Task directions:
In the listing below, please print the line that contains "Type out the text in this image." and every line that follows it, exactly.

Records supplied:
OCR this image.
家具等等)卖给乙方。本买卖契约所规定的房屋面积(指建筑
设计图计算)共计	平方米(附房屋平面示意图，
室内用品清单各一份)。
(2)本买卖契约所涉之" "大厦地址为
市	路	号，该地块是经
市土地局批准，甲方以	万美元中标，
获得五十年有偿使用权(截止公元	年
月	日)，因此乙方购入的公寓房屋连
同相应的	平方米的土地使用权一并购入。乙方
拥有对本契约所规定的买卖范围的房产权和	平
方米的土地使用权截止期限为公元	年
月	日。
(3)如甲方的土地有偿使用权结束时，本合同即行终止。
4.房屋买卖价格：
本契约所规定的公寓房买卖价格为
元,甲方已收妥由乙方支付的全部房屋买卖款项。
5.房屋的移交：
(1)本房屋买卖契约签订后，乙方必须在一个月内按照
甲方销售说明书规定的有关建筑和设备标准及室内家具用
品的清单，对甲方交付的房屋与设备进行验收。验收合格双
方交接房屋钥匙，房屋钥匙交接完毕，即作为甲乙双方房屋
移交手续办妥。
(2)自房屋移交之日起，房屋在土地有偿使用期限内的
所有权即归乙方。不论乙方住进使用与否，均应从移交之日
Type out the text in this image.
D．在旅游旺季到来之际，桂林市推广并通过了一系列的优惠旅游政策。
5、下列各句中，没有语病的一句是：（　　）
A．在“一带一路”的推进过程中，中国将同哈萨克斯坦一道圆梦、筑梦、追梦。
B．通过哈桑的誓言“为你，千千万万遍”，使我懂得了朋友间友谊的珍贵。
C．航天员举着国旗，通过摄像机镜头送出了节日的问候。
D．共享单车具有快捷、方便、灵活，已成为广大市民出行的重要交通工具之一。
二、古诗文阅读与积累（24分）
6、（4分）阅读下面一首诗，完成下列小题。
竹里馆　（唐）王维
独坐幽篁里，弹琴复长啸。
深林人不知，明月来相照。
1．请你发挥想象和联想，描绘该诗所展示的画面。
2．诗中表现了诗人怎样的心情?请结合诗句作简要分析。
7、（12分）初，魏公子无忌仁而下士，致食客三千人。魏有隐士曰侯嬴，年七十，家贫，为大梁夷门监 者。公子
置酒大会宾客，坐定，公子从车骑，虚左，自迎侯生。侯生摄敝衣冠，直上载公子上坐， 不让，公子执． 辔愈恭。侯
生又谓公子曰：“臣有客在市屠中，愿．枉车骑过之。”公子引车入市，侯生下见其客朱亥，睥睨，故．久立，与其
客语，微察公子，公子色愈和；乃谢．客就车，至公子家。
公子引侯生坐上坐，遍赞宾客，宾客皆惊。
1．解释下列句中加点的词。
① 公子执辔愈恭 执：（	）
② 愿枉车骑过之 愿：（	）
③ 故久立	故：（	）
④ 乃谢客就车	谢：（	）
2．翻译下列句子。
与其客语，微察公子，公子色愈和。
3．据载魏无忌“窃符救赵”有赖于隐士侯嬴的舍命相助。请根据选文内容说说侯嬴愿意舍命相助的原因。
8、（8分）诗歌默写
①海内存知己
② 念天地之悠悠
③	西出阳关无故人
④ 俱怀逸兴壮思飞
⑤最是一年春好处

Written solution:
Type out the text in this image.
D．在旅游旺季到来之际，桂林市推广并通过了一系列的优惠旅游政策。
5、下列各句中，没有语病的一句是：（　　）
A．在“一带一路”的推进过程中，中国将同哈萨克斯坦一道圆梦、筑梦、追梦。
B．通过哈桑的誓言“为你，千千万万遍”，使我懂得了朋友间友谊的珍贵。
C．航天员举着国旗，通过摄像机镜头送出了节日的问候。
D．共享单车具有快捷、方便、灵活，已成为广大市民出行的重要交通工具之一。
二、古诗文阅读与积累（24分）
6、（4分）阅读下面一首诗，完成下列小题。
竹里馆　（唐）王维
独坐幽篁里，弹琴复长啸。
深林人不知，明月来相照。
1．请你发挥想象和联想，描绘该诗所展示的画面。
2．诗中表现了诗人怎样的心情?请结合诗句作简要分析。
7、（12分）初，魏公子无忌仁而下士，致食客三千人。魏有隐士曰侯嬴，年七十，家贫，为大梁夷门监 者。公子
置酒大会宾客，坐定，公子从车骑，虚左，自迎侯生。侯生摄敝衣冠，直上载公子上坐， 不让，公子执． 辔愈恭。侯
生又谓公子曰：“臣有客在市屠中，愿．枉车骑过之。”公子引车入市，侯生下见其客朱亥，睥睨，故．久立，与其
客语，微察公子，公子色愈和；乃谢．客就车，至公子家。
公子引侯生坐上坐，遍赞宾客，宾客皆惊。
1．解释下列句中加点的词。
① 公子执辔愈恭 执：（	）
② 愿枉车骑过之 愿：（	）
③ 故久立	故：（	）
④ 乃谢客就车	谢：（	）
2．翻译下列句子。
与其客语，微察公子，公子色愈和。
3．据载魏无忌“窃符救赵”有赖于隐士侯嬴的舍命相助。请根据选文内容说说侯嬴愿意舍命相助的原因。
8、（8分）诗歌默写
①海内存知己
② 念天地之悠悠
③	西出阳关无故人
④ 俱怀逸兴壮思飞
⑤最是一年春好处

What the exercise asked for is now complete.